Output every entry exactly as written, but omit the pictures.

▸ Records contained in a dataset
┄┄┄┄┄┄┄┄┄┄
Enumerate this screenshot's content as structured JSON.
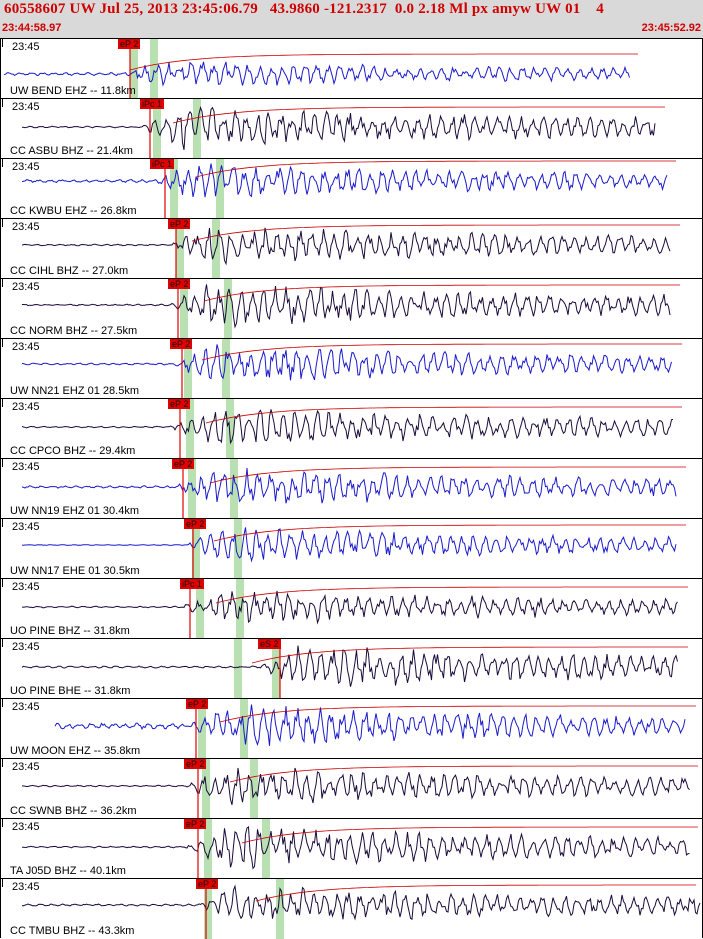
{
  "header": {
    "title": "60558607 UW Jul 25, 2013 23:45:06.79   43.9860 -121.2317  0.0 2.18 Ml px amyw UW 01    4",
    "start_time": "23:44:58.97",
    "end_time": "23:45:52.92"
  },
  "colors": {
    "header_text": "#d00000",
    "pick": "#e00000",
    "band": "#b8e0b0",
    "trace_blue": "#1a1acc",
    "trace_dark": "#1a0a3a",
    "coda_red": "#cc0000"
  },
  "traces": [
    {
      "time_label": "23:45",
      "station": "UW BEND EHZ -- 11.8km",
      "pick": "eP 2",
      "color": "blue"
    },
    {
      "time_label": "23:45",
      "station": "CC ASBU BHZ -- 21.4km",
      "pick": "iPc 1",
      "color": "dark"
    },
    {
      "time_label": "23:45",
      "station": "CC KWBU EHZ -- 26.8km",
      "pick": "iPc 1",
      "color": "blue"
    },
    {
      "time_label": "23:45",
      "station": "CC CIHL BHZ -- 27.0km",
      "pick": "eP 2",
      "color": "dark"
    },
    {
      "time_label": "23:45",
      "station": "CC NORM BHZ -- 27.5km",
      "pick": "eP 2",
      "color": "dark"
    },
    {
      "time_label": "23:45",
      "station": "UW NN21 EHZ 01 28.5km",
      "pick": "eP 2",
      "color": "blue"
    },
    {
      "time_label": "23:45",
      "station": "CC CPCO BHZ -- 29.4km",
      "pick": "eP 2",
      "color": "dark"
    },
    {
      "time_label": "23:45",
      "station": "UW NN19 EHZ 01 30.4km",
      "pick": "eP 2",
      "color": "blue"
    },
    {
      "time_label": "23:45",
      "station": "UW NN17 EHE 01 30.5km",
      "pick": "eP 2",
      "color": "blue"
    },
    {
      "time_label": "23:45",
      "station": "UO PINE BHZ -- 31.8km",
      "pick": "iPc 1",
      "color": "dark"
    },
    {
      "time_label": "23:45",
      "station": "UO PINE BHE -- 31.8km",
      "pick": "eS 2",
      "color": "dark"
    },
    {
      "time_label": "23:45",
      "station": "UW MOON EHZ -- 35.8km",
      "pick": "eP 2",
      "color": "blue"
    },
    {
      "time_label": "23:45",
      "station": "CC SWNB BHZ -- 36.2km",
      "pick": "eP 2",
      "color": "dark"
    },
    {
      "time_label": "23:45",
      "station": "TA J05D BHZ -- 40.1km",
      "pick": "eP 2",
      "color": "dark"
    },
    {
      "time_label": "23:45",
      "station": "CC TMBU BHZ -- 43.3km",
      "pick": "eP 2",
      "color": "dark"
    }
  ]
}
┄┄┄┄┄┄┄┄┄┄
▸ Result below
Enumerate this screenshot's content as structured JSON.
{
  "header": {
    "title": "60558607 UW Jul 25, 2013 23:45:06.79   43.9860 -121.2317  0.0 2.18 Ml px amyw UW 01    4",
    "start_time": "23:44:58.97",
    "end_time": "23:45:52.92"
  },
  "colors": {
    "header_text": "#d00000",
    "pick": "#e00000",
    "band": "#b8e0b0",
    "trace_blue": "#1a1acc",
    "trace_dark": "#1a0a3a",
    "coda_red": "#cc0000"
  },
  "traces": [
    {
      "time_label": "23:45",
      "station": "UW BEND EHZ -- 11.8km",
      "pick": "eP 2",
      "color": "blue"
    },
    {
      "time_label": "23:45",
      "station": "CC ASBU BHZ -- 21.4km",
      "pick": "iPc 1",
      "color": "dark"
    },
    {
      "time_label": "23:45",
      "station": "CC KWBU EHZ -- 26.8km",
      "pick": "iPc 1",
      "color": "blue"
    },
    {
      "time_label": "23:45",
      "station": "CC CIHL BHZ -- 27.0km",
      "pick": "eP 2",
      "color": "dark"
    },
    {
      "time_label": "23:45",
      "station": "CC NORM BHZ -- 27.5km",
      "pick": "eP 2",
      "color": "dark"
    },
    {
      "time_label": "23:45",
      "station": "UW NN21 EHZ 01 28.5km",
      "pick": "eP 2",
      "color": "blue"
    },
    {
      "time_label": "23:45",
      "station": "CC CPCO BHZ -- 29.4km",
      "pick": "eP 2",
      "color": "dark"
    },
    {
      "time_label": "23:45",
      "station": "UW NN19 EHZ 01 30.4km",
      "pick": "eP 2",
      "color": "blue"
    },
    {
      "time_label": "23:45",
      "station": "UW NN17 EHE 01 30.5km",
      "pick": "eP 2",
      "color": "blue"
    },
    {
      "time_label": "23:45",
      "station": "UO PINE BHZ -- 31.8km",
      "pick": "iPc 1",
      "color": "dark"
    },
    {
      "time_label": "23:45",
      "station": "UO PINE BHE -- 31.8km",
      "pick": "eS 2",
      "color": "dark"
    },
    {
      "time_label": "23:45",
      "station": "UW MOON EHZ -- 35.8km",
      "pick": "eP 2",
      "color": "blue"
    },
    {
      "time_label": "23:45",
      "station": "CC SWNB BHZ -- 36.2km",
      "pick": "eP 2",
      "color": "dark"
    },
    {
      "time_label": "23:45",
      "station": "TA J05D BHZ -- 40.1km",
      "pick": "eP 2",
      "color": "dark"
    },
    {
      "time_label": "23:45",
      "station": "CC TMBU BHZ -- 43.3km",
      "pick": "eP 2",
      "color": "dark"
    }
  ]
}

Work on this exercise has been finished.